-- DATA --

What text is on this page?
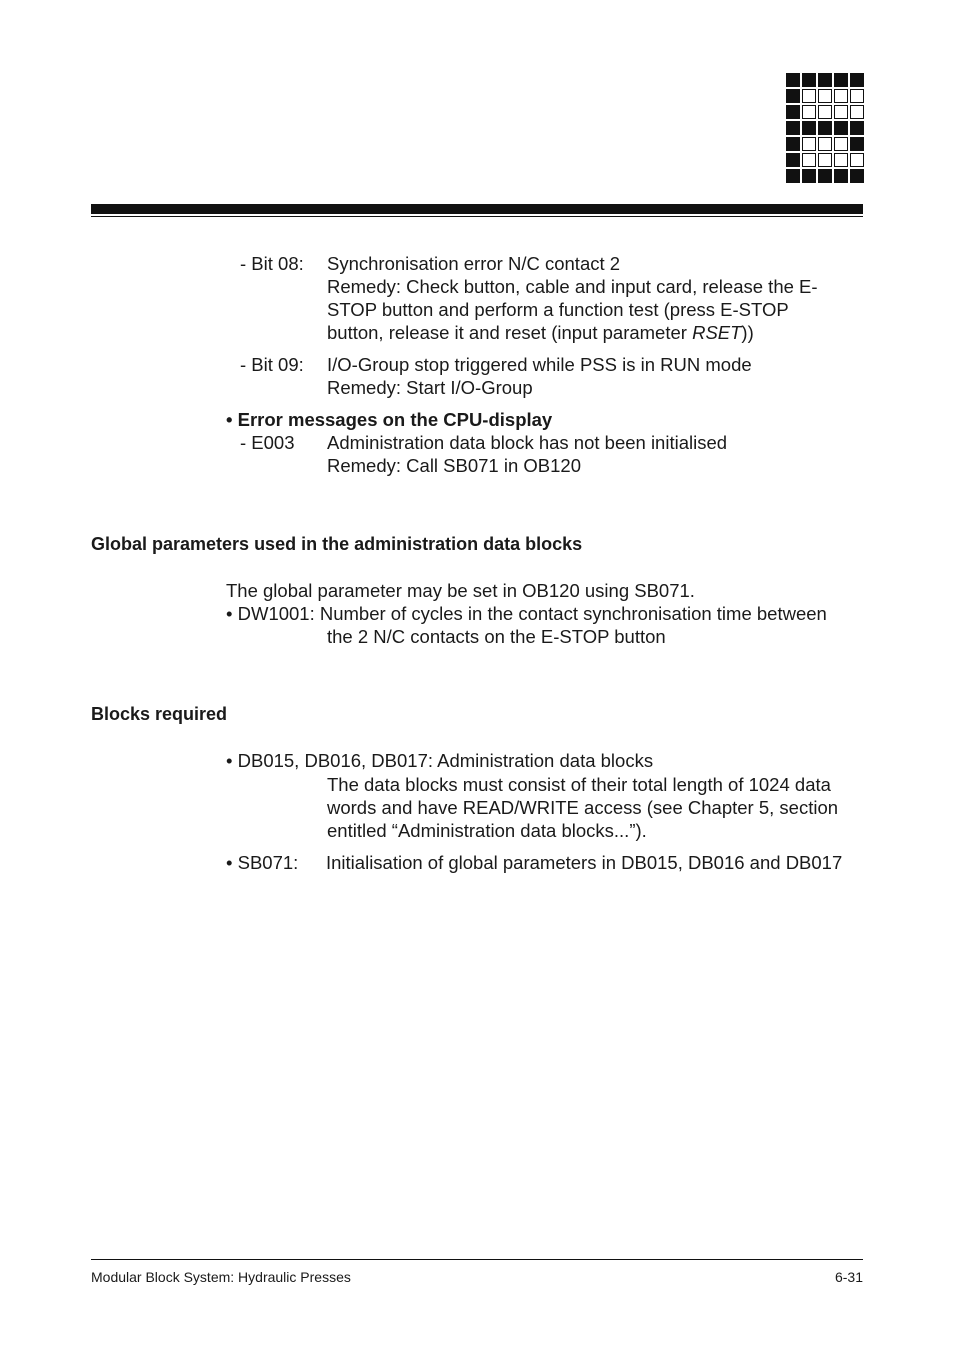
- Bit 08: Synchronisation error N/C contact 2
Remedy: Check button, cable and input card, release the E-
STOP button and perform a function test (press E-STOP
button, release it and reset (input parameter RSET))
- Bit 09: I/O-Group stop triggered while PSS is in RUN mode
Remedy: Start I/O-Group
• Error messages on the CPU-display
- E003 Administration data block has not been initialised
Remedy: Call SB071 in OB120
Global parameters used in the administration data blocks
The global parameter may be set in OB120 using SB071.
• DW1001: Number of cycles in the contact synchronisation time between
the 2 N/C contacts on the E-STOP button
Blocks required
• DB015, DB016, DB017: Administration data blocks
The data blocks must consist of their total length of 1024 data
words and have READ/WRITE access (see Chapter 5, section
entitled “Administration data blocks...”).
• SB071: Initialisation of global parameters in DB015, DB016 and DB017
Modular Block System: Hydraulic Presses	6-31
==
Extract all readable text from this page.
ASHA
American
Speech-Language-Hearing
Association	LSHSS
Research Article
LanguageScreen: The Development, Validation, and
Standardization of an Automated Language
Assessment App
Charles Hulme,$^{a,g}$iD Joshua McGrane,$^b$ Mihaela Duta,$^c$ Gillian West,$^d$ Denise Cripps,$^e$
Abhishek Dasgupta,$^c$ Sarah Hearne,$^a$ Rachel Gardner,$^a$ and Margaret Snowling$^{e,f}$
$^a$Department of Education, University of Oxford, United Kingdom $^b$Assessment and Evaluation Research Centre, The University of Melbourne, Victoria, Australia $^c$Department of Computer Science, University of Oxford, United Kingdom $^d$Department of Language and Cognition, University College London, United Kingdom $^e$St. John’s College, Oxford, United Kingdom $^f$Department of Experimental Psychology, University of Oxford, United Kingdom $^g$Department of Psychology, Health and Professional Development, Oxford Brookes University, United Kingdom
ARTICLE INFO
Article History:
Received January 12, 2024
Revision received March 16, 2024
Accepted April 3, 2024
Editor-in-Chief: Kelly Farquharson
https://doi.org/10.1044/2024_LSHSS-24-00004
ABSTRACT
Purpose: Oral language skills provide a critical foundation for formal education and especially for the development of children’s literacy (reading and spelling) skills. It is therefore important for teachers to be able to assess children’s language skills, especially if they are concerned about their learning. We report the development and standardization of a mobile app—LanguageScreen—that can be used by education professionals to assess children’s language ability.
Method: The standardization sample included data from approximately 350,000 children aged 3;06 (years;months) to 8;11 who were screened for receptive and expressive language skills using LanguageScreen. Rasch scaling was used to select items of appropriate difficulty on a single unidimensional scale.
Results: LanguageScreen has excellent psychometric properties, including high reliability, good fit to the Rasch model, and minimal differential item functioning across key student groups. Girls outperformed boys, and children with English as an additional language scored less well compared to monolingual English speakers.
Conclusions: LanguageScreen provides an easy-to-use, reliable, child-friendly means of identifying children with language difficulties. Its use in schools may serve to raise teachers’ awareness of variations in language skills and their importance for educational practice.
--
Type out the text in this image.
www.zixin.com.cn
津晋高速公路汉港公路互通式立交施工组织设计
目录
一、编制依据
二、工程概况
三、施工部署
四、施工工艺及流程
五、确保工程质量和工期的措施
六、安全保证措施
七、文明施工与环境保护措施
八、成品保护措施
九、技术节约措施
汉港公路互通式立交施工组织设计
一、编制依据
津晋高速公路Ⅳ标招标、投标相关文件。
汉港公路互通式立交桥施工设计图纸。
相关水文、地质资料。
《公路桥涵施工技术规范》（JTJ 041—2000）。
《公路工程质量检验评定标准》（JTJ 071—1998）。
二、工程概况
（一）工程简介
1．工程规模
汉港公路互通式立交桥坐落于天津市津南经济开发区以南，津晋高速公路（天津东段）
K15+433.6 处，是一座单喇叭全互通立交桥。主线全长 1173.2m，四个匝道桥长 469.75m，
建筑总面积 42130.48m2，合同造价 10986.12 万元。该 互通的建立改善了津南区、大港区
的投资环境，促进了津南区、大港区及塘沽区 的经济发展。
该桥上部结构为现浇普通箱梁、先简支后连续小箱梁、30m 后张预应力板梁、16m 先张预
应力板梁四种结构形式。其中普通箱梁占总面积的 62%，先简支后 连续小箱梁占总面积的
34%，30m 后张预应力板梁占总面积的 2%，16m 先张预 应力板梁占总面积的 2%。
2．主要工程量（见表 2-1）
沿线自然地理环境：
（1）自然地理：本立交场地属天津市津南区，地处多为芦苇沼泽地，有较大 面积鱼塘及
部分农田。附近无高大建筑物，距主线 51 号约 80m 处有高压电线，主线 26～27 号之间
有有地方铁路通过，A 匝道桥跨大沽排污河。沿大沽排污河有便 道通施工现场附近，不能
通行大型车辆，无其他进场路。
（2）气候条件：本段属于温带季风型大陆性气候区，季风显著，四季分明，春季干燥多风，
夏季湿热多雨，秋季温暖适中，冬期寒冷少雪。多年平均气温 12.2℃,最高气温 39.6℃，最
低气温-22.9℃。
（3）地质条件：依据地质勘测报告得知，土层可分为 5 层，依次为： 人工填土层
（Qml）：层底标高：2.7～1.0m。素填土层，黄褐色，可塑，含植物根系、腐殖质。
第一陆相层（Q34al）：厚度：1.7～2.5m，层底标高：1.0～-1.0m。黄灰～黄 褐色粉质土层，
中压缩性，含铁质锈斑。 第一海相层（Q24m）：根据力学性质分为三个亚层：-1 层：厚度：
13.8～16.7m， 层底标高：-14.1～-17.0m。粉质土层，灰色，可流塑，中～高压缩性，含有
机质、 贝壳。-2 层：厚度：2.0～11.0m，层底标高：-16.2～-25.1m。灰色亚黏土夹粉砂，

-- TASK INSTRUCTIONS --
Show all lines above holding "Research".

-- THE RESPONSE --
Research Article
$^a$Department of Education, University of Oxford, United Kingdom $^b$Assessment and Evaluation Research Centre, The University of Melbourne, Victoria, Australia $^c$Department of Computer Science, University of Oxford, United Kingdom $^d$Department of Language and Cognition, University College London, United Kingdom $^e$St. John’s College, Oxford, United Kingdom $^f$Department of Experimental Psychology, University of Oxford, United Kingdom $^g$Department of Psychology, Health and Professional Development, Oxford Brookes University, United Kingdom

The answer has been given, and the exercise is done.